◆ **WHAT YOU HAVE TO DO**: Filter the records below and copy every line containing the word "from".

◆ **EXTRACTED DATA**:

[START]

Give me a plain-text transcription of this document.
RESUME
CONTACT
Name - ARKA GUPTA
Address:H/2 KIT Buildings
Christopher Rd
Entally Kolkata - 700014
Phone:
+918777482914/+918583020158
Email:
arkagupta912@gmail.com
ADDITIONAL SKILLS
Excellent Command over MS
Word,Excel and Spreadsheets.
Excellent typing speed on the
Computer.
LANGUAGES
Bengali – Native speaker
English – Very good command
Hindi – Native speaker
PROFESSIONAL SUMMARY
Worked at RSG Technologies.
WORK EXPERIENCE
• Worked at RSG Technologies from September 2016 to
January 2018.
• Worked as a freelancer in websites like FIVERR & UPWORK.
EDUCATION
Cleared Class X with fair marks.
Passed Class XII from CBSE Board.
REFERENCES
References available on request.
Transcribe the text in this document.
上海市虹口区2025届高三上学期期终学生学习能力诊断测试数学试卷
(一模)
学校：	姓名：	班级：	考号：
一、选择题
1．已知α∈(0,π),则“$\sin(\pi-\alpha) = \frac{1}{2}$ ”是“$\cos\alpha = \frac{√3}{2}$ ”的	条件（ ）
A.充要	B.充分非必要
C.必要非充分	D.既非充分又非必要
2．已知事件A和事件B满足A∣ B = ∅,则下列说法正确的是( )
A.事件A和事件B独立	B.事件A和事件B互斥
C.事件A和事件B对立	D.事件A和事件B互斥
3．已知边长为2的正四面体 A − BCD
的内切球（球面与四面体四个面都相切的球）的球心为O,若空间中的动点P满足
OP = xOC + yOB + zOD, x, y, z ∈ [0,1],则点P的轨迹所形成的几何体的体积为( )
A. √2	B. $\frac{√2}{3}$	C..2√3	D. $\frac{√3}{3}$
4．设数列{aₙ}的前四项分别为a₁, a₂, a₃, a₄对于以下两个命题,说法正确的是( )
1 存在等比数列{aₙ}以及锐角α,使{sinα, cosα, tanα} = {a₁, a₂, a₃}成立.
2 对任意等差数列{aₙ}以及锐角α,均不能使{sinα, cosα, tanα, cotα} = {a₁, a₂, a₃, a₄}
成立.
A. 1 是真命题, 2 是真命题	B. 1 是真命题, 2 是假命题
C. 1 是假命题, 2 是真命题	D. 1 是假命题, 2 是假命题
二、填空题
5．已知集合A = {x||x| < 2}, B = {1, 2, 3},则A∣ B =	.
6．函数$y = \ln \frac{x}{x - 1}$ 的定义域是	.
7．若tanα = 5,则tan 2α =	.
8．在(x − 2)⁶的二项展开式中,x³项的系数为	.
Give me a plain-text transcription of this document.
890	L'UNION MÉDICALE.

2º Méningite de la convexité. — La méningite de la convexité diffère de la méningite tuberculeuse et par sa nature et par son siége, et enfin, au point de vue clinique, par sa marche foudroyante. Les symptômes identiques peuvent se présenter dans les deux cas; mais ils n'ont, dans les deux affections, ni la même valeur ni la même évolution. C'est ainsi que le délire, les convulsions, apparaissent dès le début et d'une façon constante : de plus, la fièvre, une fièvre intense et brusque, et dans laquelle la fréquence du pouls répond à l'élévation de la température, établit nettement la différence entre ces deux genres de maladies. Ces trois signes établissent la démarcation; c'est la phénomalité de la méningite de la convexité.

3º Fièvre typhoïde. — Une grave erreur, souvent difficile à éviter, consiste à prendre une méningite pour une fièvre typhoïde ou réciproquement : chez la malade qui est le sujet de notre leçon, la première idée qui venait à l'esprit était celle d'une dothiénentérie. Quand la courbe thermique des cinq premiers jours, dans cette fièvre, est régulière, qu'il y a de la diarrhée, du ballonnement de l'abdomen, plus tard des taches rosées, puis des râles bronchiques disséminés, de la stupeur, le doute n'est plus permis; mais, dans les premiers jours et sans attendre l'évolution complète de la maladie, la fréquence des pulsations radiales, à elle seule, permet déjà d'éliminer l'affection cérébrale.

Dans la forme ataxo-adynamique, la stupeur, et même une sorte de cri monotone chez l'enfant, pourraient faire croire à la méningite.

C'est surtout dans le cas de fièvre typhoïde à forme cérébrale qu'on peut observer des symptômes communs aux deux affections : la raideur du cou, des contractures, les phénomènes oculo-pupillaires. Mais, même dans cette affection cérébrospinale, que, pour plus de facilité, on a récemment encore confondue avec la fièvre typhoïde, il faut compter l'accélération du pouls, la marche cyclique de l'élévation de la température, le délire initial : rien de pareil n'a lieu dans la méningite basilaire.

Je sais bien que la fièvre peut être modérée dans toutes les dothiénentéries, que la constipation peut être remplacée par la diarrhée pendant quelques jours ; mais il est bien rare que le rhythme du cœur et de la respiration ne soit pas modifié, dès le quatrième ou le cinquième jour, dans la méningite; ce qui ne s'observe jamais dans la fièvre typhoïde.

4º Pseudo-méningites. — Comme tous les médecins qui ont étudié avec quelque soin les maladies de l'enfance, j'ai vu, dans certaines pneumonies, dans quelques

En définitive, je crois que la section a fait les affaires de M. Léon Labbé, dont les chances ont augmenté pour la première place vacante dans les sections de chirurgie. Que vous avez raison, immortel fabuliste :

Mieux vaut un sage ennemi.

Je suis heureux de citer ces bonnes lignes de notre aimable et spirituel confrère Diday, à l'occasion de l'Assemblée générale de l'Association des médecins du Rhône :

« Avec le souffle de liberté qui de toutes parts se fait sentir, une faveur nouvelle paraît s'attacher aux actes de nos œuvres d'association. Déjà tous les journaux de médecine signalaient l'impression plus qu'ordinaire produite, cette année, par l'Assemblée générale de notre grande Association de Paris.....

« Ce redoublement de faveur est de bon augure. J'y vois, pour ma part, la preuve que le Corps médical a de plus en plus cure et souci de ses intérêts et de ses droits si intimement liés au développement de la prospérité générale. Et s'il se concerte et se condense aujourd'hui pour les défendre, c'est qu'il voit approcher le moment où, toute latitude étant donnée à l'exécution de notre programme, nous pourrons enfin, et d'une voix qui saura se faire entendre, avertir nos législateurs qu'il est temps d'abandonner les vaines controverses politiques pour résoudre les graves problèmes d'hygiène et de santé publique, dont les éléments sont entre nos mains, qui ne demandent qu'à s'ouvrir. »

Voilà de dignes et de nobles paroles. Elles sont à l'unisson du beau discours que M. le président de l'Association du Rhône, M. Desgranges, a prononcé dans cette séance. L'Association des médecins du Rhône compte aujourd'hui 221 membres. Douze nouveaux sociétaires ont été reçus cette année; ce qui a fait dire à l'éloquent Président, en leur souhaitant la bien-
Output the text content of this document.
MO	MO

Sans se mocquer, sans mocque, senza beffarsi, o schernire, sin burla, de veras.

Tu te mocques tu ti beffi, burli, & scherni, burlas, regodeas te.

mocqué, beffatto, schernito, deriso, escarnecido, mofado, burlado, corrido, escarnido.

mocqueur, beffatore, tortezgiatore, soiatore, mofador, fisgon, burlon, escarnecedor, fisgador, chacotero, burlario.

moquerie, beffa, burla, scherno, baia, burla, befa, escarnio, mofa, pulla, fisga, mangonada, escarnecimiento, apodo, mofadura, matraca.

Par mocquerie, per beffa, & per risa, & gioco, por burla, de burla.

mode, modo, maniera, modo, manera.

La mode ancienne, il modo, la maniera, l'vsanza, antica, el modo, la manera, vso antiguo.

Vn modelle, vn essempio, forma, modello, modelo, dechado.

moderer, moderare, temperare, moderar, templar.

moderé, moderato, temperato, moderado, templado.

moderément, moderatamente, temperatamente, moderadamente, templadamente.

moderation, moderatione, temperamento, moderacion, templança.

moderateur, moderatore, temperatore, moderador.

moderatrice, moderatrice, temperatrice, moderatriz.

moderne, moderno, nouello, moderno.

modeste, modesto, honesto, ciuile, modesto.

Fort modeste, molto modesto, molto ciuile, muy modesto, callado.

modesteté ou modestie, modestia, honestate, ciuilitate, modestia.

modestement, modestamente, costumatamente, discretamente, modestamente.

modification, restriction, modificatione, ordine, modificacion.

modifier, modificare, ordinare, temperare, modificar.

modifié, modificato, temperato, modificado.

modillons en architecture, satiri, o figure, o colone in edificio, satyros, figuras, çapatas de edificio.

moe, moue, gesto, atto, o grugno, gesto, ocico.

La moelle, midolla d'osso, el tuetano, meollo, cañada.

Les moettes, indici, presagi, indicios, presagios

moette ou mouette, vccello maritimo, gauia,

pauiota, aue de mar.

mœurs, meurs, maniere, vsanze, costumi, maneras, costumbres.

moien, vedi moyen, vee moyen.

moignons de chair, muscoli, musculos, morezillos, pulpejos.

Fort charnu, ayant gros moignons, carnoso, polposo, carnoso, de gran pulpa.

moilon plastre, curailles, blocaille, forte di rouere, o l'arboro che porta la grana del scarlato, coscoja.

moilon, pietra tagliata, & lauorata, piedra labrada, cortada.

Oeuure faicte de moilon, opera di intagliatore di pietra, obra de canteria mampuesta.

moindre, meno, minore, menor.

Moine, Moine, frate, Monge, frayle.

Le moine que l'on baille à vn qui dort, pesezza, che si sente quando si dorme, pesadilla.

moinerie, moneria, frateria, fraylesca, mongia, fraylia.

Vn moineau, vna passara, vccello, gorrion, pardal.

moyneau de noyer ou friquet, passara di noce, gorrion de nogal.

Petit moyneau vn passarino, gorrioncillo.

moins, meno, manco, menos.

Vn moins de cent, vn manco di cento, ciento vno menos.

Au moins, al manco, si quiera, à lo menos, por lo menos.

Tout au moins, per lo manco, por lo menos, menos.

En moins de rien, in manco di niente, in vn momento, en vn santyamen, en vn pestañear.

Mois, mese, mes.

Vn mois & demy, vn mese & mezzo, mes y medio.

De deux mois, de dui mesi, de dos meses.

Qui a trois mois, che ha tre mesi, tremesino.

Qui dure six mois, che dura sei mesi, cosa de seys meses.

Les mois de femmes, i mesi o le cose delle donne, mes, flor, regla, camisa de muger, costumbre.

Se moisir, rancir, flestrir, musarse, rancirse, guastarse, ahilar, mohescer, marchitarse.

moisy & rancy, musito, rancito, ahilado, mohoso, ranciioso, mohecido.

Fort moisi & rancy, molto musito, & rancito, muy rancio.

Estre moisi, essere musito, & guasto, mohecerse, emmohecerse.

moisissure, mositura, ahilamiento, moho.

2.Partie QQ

[END]

◆ **ANSWER TO THIS TASK**:
• Worked at RSG Technologies from September 2016 to
Passed Class XII from CBSE Board.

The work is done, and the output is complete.